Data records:
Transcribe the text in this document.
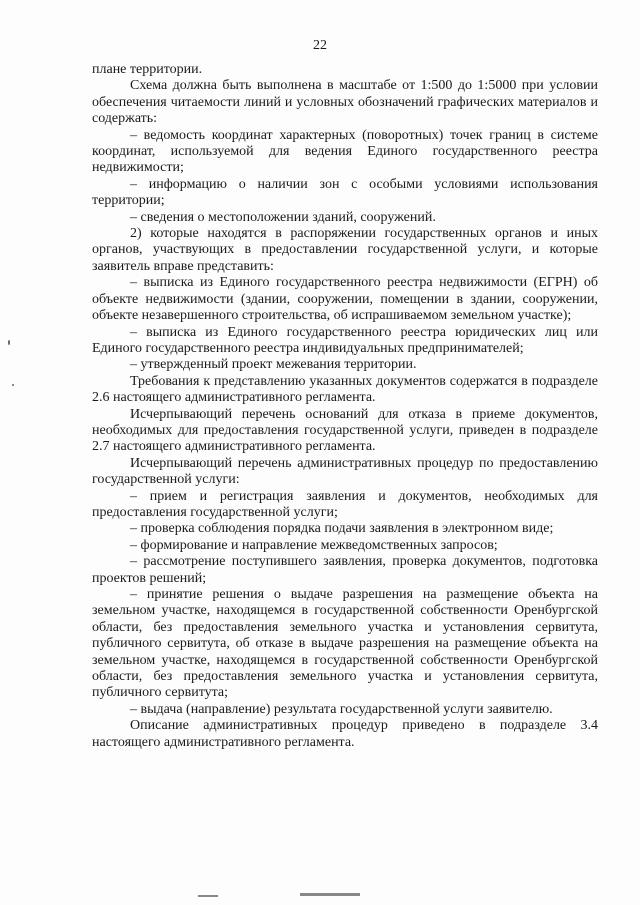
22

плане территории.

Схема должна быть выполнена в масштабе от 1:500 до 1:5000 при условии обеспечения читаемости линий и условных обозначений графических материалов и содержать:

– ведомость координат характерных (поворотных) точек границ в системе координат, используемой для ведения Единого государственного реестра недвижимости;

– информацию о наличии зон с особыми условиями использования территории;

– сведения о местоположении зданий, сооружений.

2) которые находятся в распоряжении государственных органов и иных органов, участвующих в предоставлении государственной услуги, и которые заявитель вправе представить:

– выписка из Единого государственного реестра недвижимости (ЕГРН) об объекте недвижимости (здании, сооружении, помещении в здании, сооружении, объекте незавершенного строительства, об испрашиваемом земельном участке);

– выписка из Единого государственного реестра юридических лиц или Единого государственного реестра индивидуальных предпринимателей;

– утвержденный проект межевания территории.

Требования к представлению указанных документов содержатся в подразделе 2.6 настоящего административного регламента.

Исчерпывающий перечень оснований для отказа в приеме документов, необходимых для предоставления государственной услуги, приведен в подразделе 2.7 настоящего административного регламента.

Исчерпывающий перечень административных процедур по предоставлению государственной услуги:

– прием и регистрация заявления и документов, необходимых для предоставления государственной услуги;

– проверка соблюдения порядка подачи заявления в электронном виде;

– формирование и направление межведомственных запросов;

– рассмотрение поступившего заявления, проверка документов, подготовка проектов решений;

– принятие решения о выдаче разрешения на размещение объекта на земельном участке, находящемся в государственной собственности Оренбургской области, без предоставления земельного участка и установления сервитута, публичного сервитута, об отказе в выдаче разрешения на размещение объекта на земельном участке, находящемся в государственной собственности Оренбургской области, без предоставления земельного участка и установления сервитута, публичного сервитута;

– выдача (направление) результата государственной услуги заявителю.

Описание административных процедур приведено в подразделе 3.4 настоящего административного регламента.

▶ Requirement
Whenever "территории" turns up in a line, pick that line out.

▶ Task response
плане территории.
– информацию о наличии зон с особыми условиями использования территории;
– утвержденный проект межевания территории.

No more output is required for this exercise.